* The task *
For this exercise, repeat all of the material verbatim apart from its images.

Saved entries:
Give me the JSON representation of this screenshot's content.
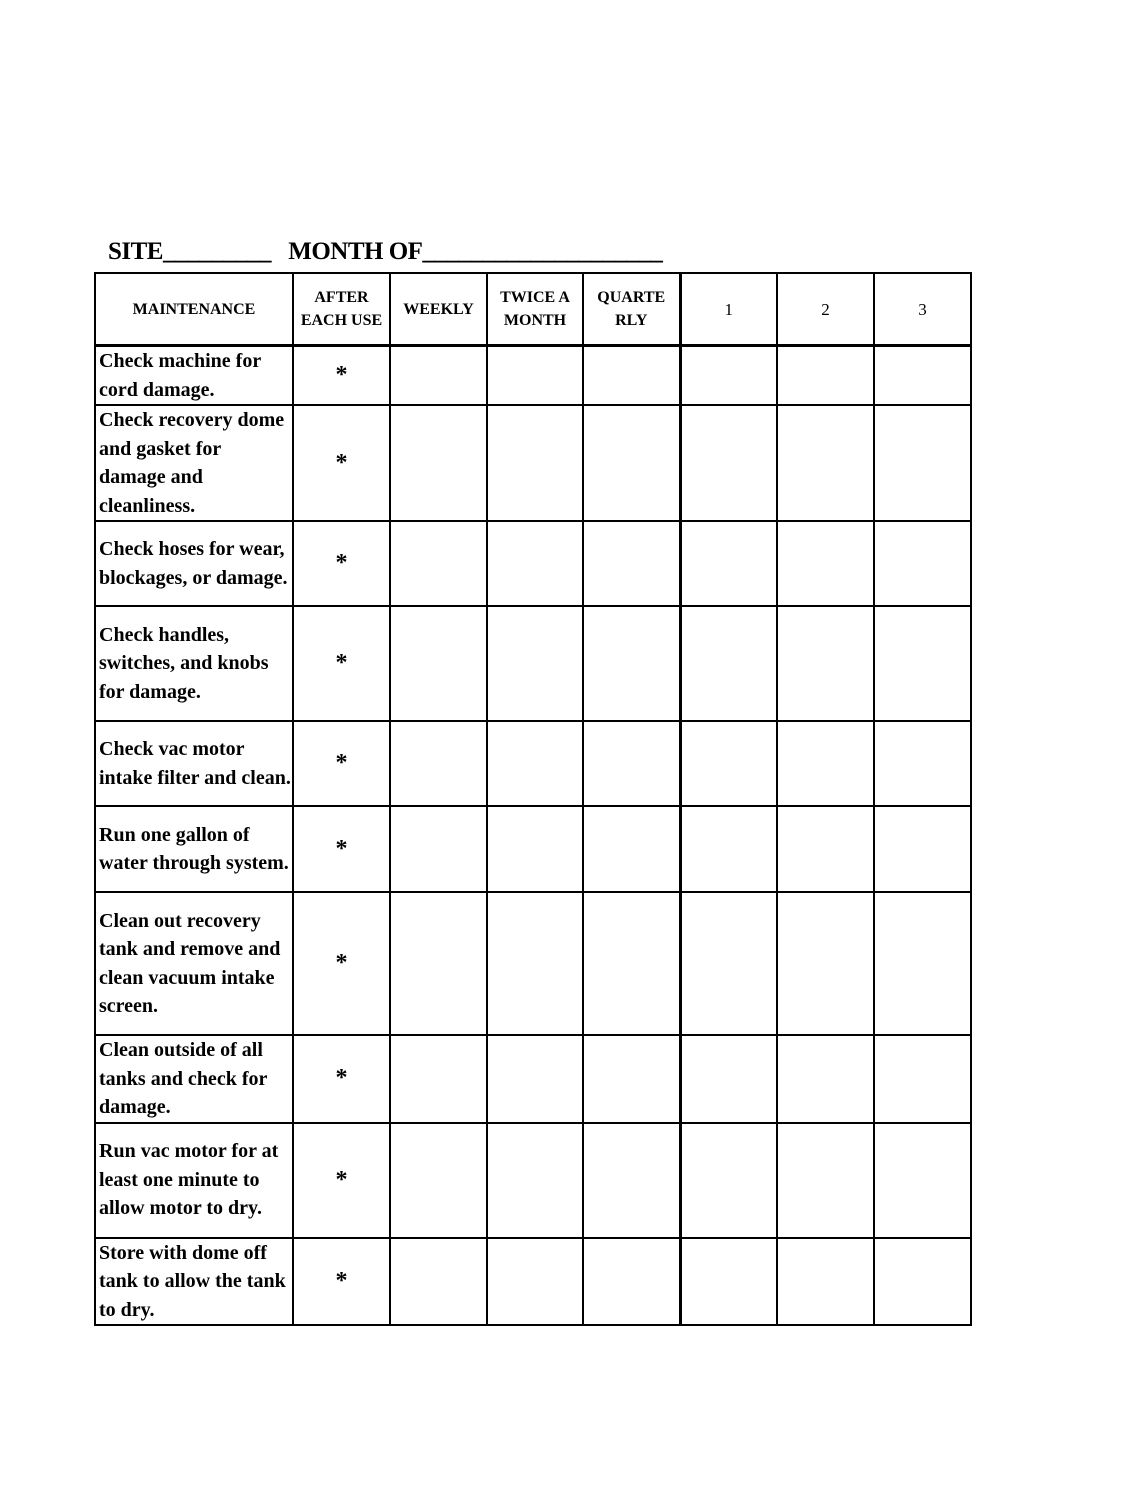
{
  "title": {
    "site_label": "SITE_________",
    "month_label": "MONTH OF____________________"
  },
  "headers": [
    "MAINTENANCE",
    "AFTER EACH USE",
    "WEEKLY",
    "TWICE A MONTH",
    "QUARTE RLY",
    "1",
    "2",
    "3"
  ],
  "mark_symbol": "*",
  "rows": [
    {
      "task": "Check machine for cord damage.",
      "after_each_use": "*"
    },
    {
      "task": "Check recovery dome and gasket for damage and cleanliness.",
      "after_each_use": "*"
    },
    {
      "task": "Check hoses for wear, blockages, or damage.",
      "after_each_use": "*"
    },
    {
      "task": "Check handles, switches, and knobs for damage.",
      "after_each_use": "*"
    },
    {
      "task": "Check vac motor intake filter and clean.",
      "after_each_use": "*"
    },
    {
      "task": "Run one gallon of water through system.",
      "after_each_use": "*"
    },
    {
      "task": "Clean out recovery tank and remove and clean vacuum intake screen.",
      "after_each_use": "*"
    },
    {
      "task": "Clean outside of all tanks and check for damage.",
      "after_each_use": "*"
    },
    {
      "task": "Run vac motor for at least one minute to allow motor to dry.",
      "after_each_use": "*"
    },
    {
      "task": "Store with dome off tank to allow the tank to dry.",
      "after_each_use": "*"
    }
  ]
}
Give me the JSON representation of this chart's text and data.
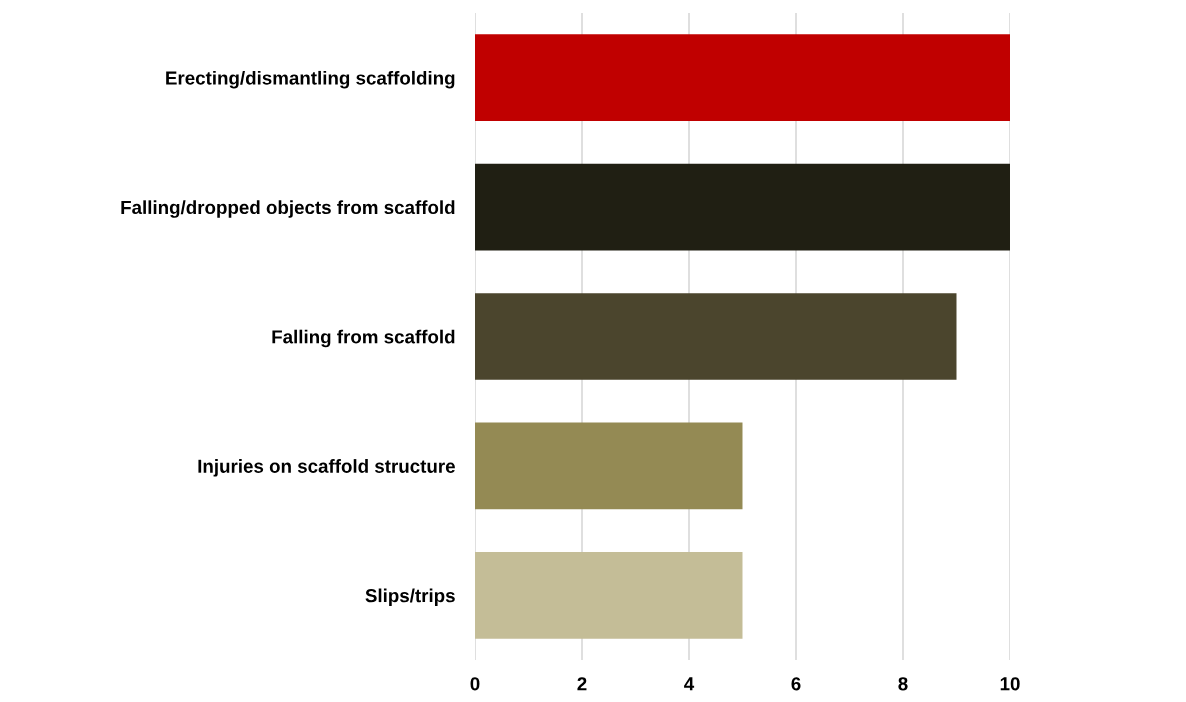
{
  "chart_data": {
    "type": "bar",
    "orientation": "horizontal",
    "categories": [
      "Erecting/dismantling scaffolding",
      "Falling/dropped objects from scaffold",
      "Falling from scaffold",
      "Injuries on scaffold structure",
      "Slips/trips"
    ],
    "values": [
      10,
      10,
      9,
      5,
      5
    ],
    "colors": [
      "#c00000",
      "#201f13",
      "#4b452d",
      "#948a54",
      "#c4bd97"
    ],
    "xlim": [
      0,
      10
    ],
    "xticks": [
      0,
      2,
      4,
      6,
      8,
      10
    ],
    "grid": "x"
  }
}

* The output *
Give me the JSON representation of this screenshot's content.
{
  "title": {
    "site_label": "SITE_________",
    "month_label": "MONTH OF____________________"
  },
  "headers": [
    "MAINTENANCE",
    "AFTER EACH USE",
    "WEEKLY",
    "TWICE A MONTH",
    "QUARTE RLY",
    "1",
    "2",
    "3"
  ],
  "mark_symbol": "*",
  "rows": [
    {
      "task": "Check machine for cord damage.",
      "after_each_use": "*"
    },
    {
      "task": "Check recovery dome and gasket for damage and cleanliness.",
      "after_each_use": "*"
    },
    {
      "task": "Check hoses for wear, blockages, or damage.",
      "after_each_use": "*"
    },
    {
      "task": "Check handles, switches, and knobs for damage.",
      "after_each_use": "*"
    },
    {
      "task": "Check vac motor intake filter and clean.",
      "after_each_use": "*"
    },
    {
      "task": "Run one gallon of water through system.",
      "after_each_use": "*"
    },
    {
      "task": "Clean out recovery tank and remove and clean vacuum intake screen.",
      "after_each_use": "*"
    },
    {
      "task": "Clean outside of all tanks and check for damage.",
      "after_each_use": "*"
    },
    {
      "task": "Run vac motor for at least one minute to allow motor to dry.",
      "after_each_use": "*"
    },
    {
      "task": "Store with dome off tank to allow the tank to dry.",
      "after_each_use": "*"
    }
  ]
}
Give me the JSON representation of this chart's text and data.
{
  "chart_data": {
    "type": "bar",
    "orientation": "horizontal",
    "categories": [
      "Erecting/dismantling scaffolding",
      "Falling/dropped objects from scaffold",
      "Falling from scaffold",
      "Injuries on scaffold structure",
      "Slips/trips"
    ],
    "values": [
      10,
      10,
      9,
      5,
      5
    ],
    "colors": [
      "#c00000",
      "#201f13",
      "#4b452d",
      "#948a54",
      "#c4bd97"
    ],
    "xlim": [
      0,
      10
    ],
    "xticks": [
      0,
      2,
      4,
      6,
      8,
      10
    ],
    "grid": "x"
  }
}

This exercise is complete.